▸ **Provided information**
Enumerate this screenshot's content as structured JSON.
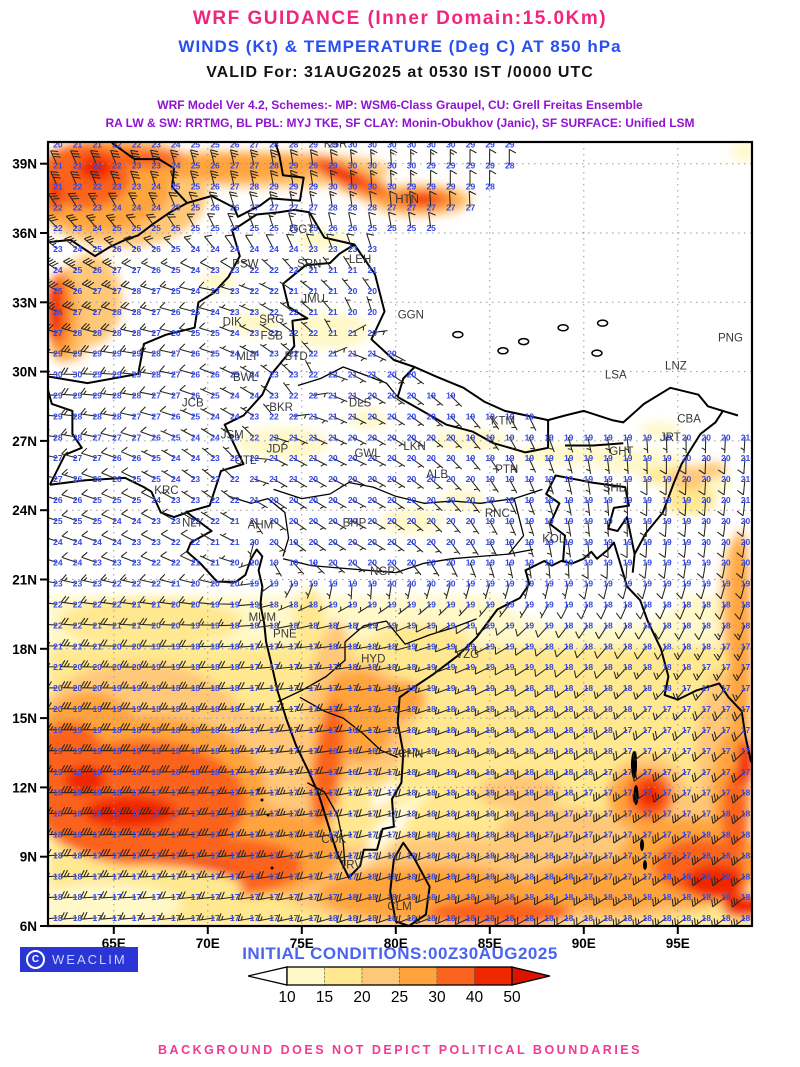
{
  "header": {
    "title": "WRF GUIDANCE (Inner Domain:15.0Km)",
    "subtitle": "WINDS (Kt) & TEMPERATURE (Deg C) AT 850 hPa",
    "valid": "VALID For: 31AUG2025 at 0530 IST /0000 UTC",
    "model_line1": "WRF Model Ver 4.2, Schemes:- MP: WSM6-Class Graupel, CU: Grell Freitas Ensemble",
    "model_line2": "RA LW & SW: RRTMG, BL PBL: MYJ TKE, SF CLAY: Monin-Obukhov (Janic), SF SURFACE: Unified LSM",
    "colors": {
      "title": "#F0257E",
      "subtitle": "#2850F0",
      "valid": "#141414",
      "model": "#9013D2"
    }
  },
  "footer": {
    "logo": "WEACLIM",
    "copyright_mark": "C",
    "initial_conditions": "INITIAL CONDITIONS:00Z30AUG2025",
    "disclaimer": "BACKGROUND DOES NOT DEPICT POLITICAL BOUNDARIES",
    "colors": {
      "initial": "#4A64F0",
      "disclaimer": "#F23A92",
      "logo_bg": "#2A35D6"
    }
  },
  "colorbar": {
    "tick_labels": [
      "10",
      "15",
      "20",
      "25",
      "30",
      "40",
      "50"
    ],
    "segment_colors": [
      "#FFF8C8",
      "#FFE88F",
      "#FFC878",
      "#FFA43C",
      "#FB641E",
      "#F02800"
    ],
    "left_arrow_color": "#FFFFFF",
    "right_arrow_color": "#D81400"
  },
  "map": {
    "lat_ticks": [
      {
        "label": "39N",
        "value": 39
      },
      {
        "label": "36N",
        "value": 36
      },
      {
        "label": "33N",
        "value": 33
      },
      {
        "label": "30N",
        "value": 30
      },
      {
        "label": "27N",
        "value": 27
      },
      {
        "label": "24N",
        "value": 24
      },
      {
        "label": "21N",
        "value": 21
      },
      {
        "label": "18N",
        "value": 18
      },
      {
        "label": "15N",
        "value": 15
      },
      {
        "label": "12N",
        "value": 12
      },
      {
        "label": "9N",
        "value": 9
      },
      {
        "label": "6N",
        "value": 6
      }
    ],
    "lon_ticks": [
      {
        "label": "65E",
        "value": 65
      },
      {
        "label": "70E",
        "value": 70
      },
      {
        "label": "75E",
        "value": 75
      },
      {
        "label": "80E",
        "value": 80
      },
      {
        "label": "85E",
        "value": 85
      },
      {
        "label": "90E",
        "value": 90
      },
      {
        "label": "95E",
        "value": 95
      }
    ],
    "temp_color": "#3448E8",
    "barb_color": "#26251B",
    "station_color": "#383838",
    "stations": [
      {
        "code": "KSR",
        "lon": 76.8,
        "lat": 39.7
      },
      {
        "code": "HTN",
        "lon": 80.6,
        "lat": 37.3
      },
      {
        "code": "GGT",
        "lon": 75.0,
        "lat": 36.0
      },
      {
        "code": "SRN",
        "lon": 75.4,
        "lat": 34.5
      },
      {
        "code": "LEH",
        "lon": 78.1,
        "lat": 34.7
      },
      {
        "code": "PSW",
        "lon": 72.0,
        "lat": 34.5
      },
      {
        "code": "JMU",
        "lon": 75.6,
        "lat": 33.0
      },
      {
        "code": "SRG",
        "lon": 73.4,
        "lat": 32.1
      },
      {
        "code": "FSB",
        "lon": 73.4,
        "lat": 31.4
      },
      {
        "code": "DIK",
        "lon": 71.3,
        "lat": 32.0
      },
      {
        "code": "MLT",
        "lon": 72.1,
        "lat": 30.5
      },
      {
        "code": "BTD",
        "lon": 74.7,
        "lat": 30.5
      },
      {
        "code": "BWL",
        "lon": 72.0,
        "lat": 29.6
      },
      {
        "code": "JCB",
        "lon": 69.2,
        "lat": 28.5
      },
      {
        "code": "BKR",
        "lon": 73.9,
        "lat": 28.3
      },
      {
        "code": "DLS",
        "lon": 78.1,
        "lat": 28.5
      },
      {
        "code": "GGN",
        "lon": 80.8,
        "lat": 32.3
      },
      {
        "code": "KTM",
        "lon": 85.7,
        "lat": 27.7
      },
      {
        "code": "LSA",
        "lon": 91.7,
        "lat": 29.7
      },
      {
        "code": "LNZ",
        "lon": 94.9,
        "lat": 30.1
      },
      {
        "code": "PNG",
        "lon": 97.8,
        "lat": 31.3
      },
      {
        "code": "JSM",
        "lon": 71.3,
        "lat": 27.1
      },
      {
        "code": "JDP",
        "lon": 73.7,
        "lat": 26.5
      },
      {
        "code": "UTL",
        "lon": 72.0,
        "lat": 26.0
      },
      {
        "code": "GWL",
        "lon": 78.5,
        "lat": 26.3
      },
      {
        "code": "LKN",
        "lon": 81.0,
        "lat": 26.6
      },
      {
        "code": "ALB",
        "lon": 82.2,
        "lat": 25.4
      },
      {
        "code": "PTN",
        "lon": 85.9,
        "lat": 25.6
      },
      {
        "code": "GHT",
        "lon": 92.0,
        "lat": 26.4
      },
      {
        "code": "SHL",
        "lon": 91.6,
        "lat": 24.8
      },
      {
        "code": "JRT",
        "lon": 94.6,
        "lat": 27.0
      },
      {
        "code": "CBA",
        "lon": 95.6,
        "lat": 27.8
      },
      {
        "code": "KRC",
        "lon": 67.8,
        "lat": 24.7
      },
      {
        "code": "NLY",
        "lon": 69.2,
        "lat": 23.3
      },
      {
        "code": "AHM",
        "lon": 72.8,
        "lat": 23.2
      },
      {
        "code": "BHP",
        "lon": 77.8,
        "lat": 23.3
      },
      {
        "code": "RNC",
        "lon": 85.4,
        "lat": 23.7
      },
      {
        "code": "KOL",
        "lon": 88.4,
        "lat": 22.6
      },
      {
        "code": "NGP",
        "lon": 79.3,
        "lat": 21.2
      },
      {
        "code": "MUM",
        "lon": 72.9,
        "lat": 19.2
      },
      {
        "code": "PNE",
        "lon": 74.1,
        "lat": 18.5
      },
      {
        "code": "HYD",
        "lon": 78.8,
        "lat": 17.4
      },
      {
        "code": "VZG",
        "lon": 83.8,
        "lat": 17.6
      },
      {
        "code": "CHN",
        "lon": 80.8,
        "lat": 13.3
      },
      {
        "code": "COK",
        "lon": 76.7,
        "lat": 9.6
      },
      {
        "code": "TRV",
        "lon": 77.6,
        "lat": 8.5
      },
      {
        "code": "CLM",
        "lon": 80.2,
        "lat": 6.7
      }
    ],
    "field": {
      "lons": [
        62,
        66,
        70,
        74,
        78,
        82,
        86,
        90,
        94,
        98.9
      ],
      "lats": [
        6,
        10,
        14,
        18,
        22,
        26,
        30,
        34,
        38,
        40
      ],
      "temp": [
        [
          18,
          17,
          17,
          17,
          18,
          18,
          18,
          18,
          18,
          18
        ],
        [
          18,
          17,
          17,
          17,
          17,
          18,
          18,
          17,
          17,
          18
        ],
        [
          19,
          18,
          18,
          17,
          16,
          18,
          18,
          18,
          17,
          17
        ],
        [
          21,
          20,
          18,
          17,
          18,
          19,
          19,
          18,
          18,
          17
        ],
        [
          24,
          23,
          21,
          19,
          20,
          20,
          19,
          19,
          19,
          20
        ],
        [
          27,
          26,
          23,
          21,
          20,
          20,
          19,
          19,
          19,
          21
        ],
        [
          30,
          29,
          26,
          23,
          21,
          19,
          19,
          19,
          19,
          20
        ],
        [
          24,
          28,
          23,
          21,
          20,
          20,
          19,
          19,
          19,
          20
        ],
        [
          21,
          23,
          26,
          29,
          30,
          29,
          28,
          27,
          26,
          25
        ],
        [
          20,
          22,
          25,
          28,
          30,
          30,
          29,
          28,
          26,
          25
        ]
      ],
      "speed": [
        [
          18,
          15,
          15,
          15,
          18,
          18,
          20,
          22,
          25,
          25
        ],
        [
          35,
          35,
          30,
          25,
          22,
          18,
          20,
          25,
          28,
          25
        ],
        [
          35,
          32,
          28,
          22,
          20,
          15,
          15,
          18,
          20,
          20
        ],
        [
          25,
          22,
          18,
          15,
          15,
          12,
          10,
          10,
          12,
          15
        ],
        [
          12,
          10,
          8,
          5,
          7,
          5,
          5,
          8,
          8,
          10
        ],
        [
          15,
          8,
          5,
          5,
          5,
          5,
          5,
          5,
          8,
          8
        ],
        [
          25,
          15,
          8,
          5,
          5,
          5,
          5,
          5,
          5,
          5
        ],
        [
          40,
          20,
          8,
          5,
          5,
          5,
          5,
          5,
          5,
          5
        ],
        [
          28,
          28,
          25,
          22,
          15,
          12,
          10,
          10,
          10,
          10
        ],
        [
          28,
          30,
          28,
          25,
          18,
          15,
          10,
          10,
          10,
          10
        ]
      ],
      "dir": [
        [
          265,
          265,
          262,
          258,
          252,
          248,
          242,
          238,
          235,
          232
        ],
        [
          268,
          268,
          266,
          262,
          258,
          250,
          245,
          240,
          235,
          230
        ],
        [
          270,
          270,
          268,
          265,
          262,
          252,
          242,
          235,
          230,
          225
        ],
        [
          272,
          270,
          268,
          265,
          262,
          252,
          240,
          225,
          215,
          205
        ],
        [
          290,
          295,
          300,
          130,
          120,
          140,
          160,
          175,
          185,
          190
        ],
        [
          285,
          295,
          310,
          120,
          115,
          130,
          150,
          170,
          180,
          185
        ],
        [
          270,
          275,
          290,
          310,
          120,
          130,
          150,
          160,
          170,
          180
        ],
        [
          300,
          290,
          280,
          300,
          320,
          330,
          340,
          350,
          355,
          360
        ],
        [
          335,
          340,
          345,
          350,
          355,
          360,
          360,
          360,
          360,
          360
        ],
        [
          335,
          340,
          345,
          350,
          355,
          360,
          360,
          360,
          360,
          360
        ]
      ]
    },
    "masked_region": [
      [
        79.2,
        34.8
      ],
      [
        79.6,
        31.2
      ],
      [
        81.5,
        29.8
      ],
      [
        85.0,
        28.6
      ],
      [
        89.0,
        27.9
      ],
      [
        93.5,
        27.4
      ],
      [
        98.9,
        27.6
      ],
      [
        98.9,
        39.9
      ],
      [
        86.6,
        39.9
      ],
      [
        86.1,
        38.1
      ],
      [
        84.0,
        36.7
      ],
      [
        82.0,
        36.1
      ],
      [
        80.2,
        35.9
      ]
    ]
  }
}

▸ **Aim of the exercise**
From the records above, work out how many lines contain the string "valid". Give only the number.

▸ **Exercise result**
2